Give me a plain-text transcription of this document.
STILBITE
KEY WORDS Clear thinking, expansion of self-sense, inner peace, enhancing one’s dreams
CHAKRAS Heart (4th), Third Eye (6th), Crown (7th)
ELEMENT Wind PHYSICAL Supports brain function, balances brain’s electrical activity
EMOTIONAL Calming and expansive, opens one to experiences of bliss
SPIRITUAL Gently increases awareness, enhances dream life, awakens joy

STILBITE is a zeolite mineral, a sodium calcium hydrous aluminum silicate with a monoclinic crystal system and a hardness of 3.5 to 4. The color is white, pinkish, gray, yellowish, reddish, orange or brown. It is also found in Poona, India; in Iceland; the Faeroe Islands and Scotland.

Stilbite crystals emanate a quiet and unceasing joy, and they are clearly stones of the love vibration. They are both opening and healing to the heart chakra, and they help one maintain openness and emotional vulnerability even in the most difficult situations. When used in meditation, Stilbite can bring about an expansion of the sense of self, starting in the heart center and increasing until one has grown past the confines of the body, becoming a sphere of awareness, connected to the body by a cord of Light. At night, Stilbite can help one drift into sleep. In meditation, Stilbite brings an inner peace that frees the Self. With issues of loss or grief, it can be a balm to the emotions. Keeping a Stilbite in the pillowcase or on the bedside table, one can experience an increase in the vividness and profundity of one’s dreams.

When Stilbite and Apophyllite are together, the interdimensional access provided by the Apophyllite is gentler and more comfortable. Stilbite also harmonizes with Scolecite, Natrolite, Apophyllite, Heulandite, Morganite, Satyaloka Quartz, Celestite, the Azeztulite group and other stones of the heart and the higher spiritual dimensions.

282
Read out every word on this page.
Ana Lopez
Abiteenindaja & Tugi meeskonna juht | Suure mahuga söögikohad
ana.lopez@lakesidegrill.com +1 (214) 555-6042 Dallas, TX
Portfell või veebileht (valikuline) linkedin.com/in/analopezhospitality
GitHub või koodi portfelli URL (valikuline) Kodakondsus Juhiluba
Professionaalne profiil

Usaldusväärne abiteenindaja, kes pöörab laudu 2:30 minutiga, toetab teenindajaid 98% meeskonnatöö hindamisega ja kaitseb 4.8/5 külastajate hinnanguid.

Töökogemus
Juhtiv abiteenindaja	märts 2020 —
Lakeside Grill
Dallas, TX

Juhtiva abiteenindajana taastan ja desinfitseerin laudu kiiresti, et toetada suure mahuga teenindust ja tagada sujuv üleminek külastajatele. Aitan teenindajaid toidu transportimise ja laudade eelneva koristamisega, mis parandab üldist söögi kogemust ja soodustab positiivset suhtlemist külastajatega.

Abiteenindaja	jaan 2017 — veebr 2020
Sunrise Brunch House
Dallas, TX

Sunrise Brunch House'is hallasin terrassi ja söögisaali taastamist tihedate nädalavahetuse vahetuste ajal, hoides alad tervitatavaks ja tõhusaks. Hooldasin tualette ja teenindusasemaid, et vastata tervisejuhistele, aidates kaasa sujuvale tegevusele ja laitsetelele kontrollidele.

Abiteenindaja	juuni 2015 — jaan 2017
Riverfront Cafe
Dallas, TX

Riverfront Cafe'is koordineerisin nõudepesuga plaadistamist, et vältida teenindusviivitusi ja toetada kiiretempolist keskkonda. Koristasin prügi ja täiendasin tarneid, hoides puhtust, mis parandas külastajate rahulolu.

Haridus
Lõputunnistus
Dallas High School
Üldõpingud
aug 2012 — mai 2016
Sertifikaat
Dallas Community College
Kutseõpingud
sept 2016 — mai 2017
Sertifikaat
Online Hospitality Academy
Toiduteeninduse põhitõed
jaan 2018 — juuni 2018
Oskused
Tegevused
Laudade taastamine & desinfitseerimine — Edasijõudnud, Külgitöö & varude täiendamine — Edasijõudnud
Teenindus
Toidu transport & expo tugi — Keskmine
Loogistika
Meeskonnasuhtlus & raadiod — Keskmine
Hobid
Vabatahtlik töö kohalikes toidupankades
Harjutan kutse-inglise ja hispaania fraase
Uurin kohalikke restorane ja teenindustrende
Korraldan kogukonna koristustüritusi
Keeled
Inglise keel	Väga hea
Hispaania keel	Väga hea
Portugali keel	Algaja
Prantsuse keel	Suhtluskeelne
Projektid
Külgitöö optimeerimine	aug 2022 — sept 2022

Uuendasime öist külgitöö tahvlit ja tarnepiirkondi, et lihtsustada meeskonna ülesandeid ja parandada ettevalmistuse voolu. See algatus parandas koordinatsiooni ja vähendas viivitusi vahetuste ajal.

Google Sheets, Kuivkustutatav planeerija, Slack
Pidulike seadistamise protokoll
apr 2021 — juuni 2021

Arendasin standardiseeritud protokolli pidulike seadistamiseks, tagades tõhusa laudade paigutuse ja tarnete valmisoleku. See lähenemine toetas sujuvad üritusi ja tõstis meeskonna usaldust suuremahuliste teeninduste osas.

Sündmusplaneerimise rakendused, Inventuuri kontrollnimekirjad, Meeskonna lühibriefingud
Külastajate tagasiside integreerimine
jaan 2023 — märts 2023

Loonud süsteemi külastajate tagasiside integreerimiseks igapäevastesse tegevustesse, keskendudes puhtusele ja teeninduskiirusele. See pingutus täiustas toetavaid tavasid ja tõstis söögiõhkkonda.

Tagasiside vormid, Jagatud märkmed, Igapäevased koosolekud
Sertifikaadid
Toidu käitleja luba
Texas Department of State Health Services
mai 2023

### Objective:
Extract all of the data above and output it character for character.

### The answer:
Give me a plain-text transcription of this document.
STILBITE
KEY WORDS Clear thinking, expansion of self-sense, inner peace, enhancing one’s dreams
CHAKRAS Heart (4th), Third Eye (6th), Crown (7th)
ELEMENT Wind PHYSICAL Supports brain function, balances brain’s electrical activity
EMOTIONAL Calming and expansive, opens one to experiences of bliss
SPIRITUAL Gently increases awareness, enhances dream life, awakens joy

STILBITE is a zeolite mineral, a sodium calcium hydrous aluminum silicate with a monoclinic crystal system and a hardness of 3.5 to 4. The color is white, pinkish, gray, yellowish, reddish, orange or brown. It is also found in Poona, India; in Iceland; the Faeroe Islands and Scotland.

Stilbite crystals emanate a quiet and unceasing joy, and they are clearly stones of the love vibration. They are both opening and healing to the heart chakra, and they help one maintain openness and emotional vulnerability even in the most difficult situations. When used in meditation, Stilbite can bring about an expansion of the sense of self, starting in the heart center and increasing until one has grown past the confines of the body, becoming a sphere of awareness, connected to the body by a cord of Light. At night, Stilbite can help one drift into sleep. In meditation, Stilbite brings an inner peace that frees the Self. With issues of loss or grief, it can be a balm to the emotions. Keeping a Stilbite in the pillowcase or on the bedside table, one can experience an increase in the vividness and profundity of one’s dreams.

When Stilbite and Apophyllite are together, the interdimensional access provided by the Apophyllite is gentler and more comfortable. Stilbite also harmonizes with Scolecite, Natrolite, Apophyllite, Heulandite, Morganite, Satyaloka Quartz, Celestite, the Azeztulite group and other stones of the heart and the higher spiritual dimensions.

282
Read out every word on this page.
Ana Lopez
Abiteenindaja & Tugi meeskonna juht | Suure mahuga söögikohad
ana.lopez@lakesidegrill.com +1 (214) 555-6042 Dallas, TX
Portfell või veebileht (valikuline) linkedin.com/in/analopezhospitality
GitHub või koodi portfelli URL (valikuline) Kodakondsus Juhiluba
Professionaalne profiil

Usaldusväärne abiteenindaja, kes pöörab laudu 2:30 minutiga, toetab teenindajaid 98% meeskonnatöö hindamisega ja kaitseb 4.8/5 külastajate hinnanguid.

Töökogemus
Juhtiv abiteenindaja	märts 2020 —
Lakeside Grill
Dallas, TX

Juhtiva abiteenindajana taastan ja desinfitseerin laudu kiiresti, et toetada suure mahuga teenindust ja tagada sujuv üleminek külastajatele. Aitan teenindajaid toidu transportimise ja laudade eelneva koristamisega, mis parandab üldist söögi kogemust ja soodustab positiivset suhtlemist külastajatega.

Abiteenindaja	jaan 2017 — veebr 2020
Sunrise Brunch House
Dallas, TX

Sunrise Brunch House'is hallasin terrassi ja söögisaali taastamist tihedate nädalavahetuse vahetuste ajal, hoides alad tervitatavaks ja tõhusaks. Hooldasin tualette ja teenindusasemaid, et vastata tervisejuhistele, aidates kaasa sujuvale tegevusele ja laitsetelele kontrollidele.

Abiteenindaja	juuni 2015 — jaan 2017
Riverfront Cafe
Dallas, TX

Riverfront Cafe'is koordineerisin nõudepesuga plaadistamist, et vältida teenindusviivitusi ja toetada kiiretempolist keskkonda. Koristasin prügi ja täiendasin tarneid, hoides puhtust, mis parandas külastajate rahulolu.

Haridus
Lõputunnistus
Dallas High School
Üldõpingud
aug 2012 — mai 2016
Sertifikaat
Dallas Community College
Kutseõpingud
sept 2016 — mai 2017
Sertifikaat
Online Hospitality Academy
Toiduteeninduse põhitõed
jaan 2018 — juuni 2018
Oskused
Tegevused
Laudade taastamine & desinfitseerimine — Edasijõudnud, Külgitöö & varude täiendamine — Edasijõudnud
Teenindus
Toidu transport & expo tugi — Keskmine
Loogistika
Meeskonnasuhtlus & raadiod — Keskmine
Hobid
Vabatahtlik töö kohalikes toidupankades
Harjutan kutse-inglise ja hispaania fraase
Uurin kohalikke restorane ja teenindustrende
Korraldan kogukonna koristustüritusi
Keeled
Inglise keel	Väga hea
Hispaania keel	Väga hea
Portugali keel	Algaja
Prantsuse keel	Suhtluskeelne
Projektid
Külgitöö optimeerimine	aug 2022 — sept 2022

Uuendasime öist külgitöö tahvlit ja tarnepiirkondi, et lihtsustada meeskonna ülesandeid ja parandada ettevalmistuse voolu. See algatus parandas koordinatsiooni ja vähendas viivitusi vahetuste ajal.

Google Sheets, Kuivkustutatav planeerija, Slack
Pidulike seadistamise protokoll
apr 2021 — juuni 2021

Arendasin standardiseeritud protokolli pidulike seadistamiseks, tagades tõhusa laudade paigutuse ja tarnete valmisoleku. See lähenemine toetas sujuvad üritusi ja tõstis meeskonna usaldust suuremahuliste teeninduste osas.

Sündmusplaneerimise rakendused, Inventuuri kontrollnimekirjad, Meeskonna lühibriefingud
Külastajate tagasiside integreerimine
jaan 2023 — märts 2023

Loonud süsteemi külastajate tagasiside integreerimiseks igapäevastesse tegevustesse, keskendudes puhtusele ja teeninduskiirusele. See pingutus täiustas toetavaid tavasid ja tõstis söögiõhkkonda.

Tagasiside vormid, Jagatud märkmed, Igapäevased koosolekud
Sertifikaadid
Toidu käitleja luba
Texas Department of State Health Services
mai 2023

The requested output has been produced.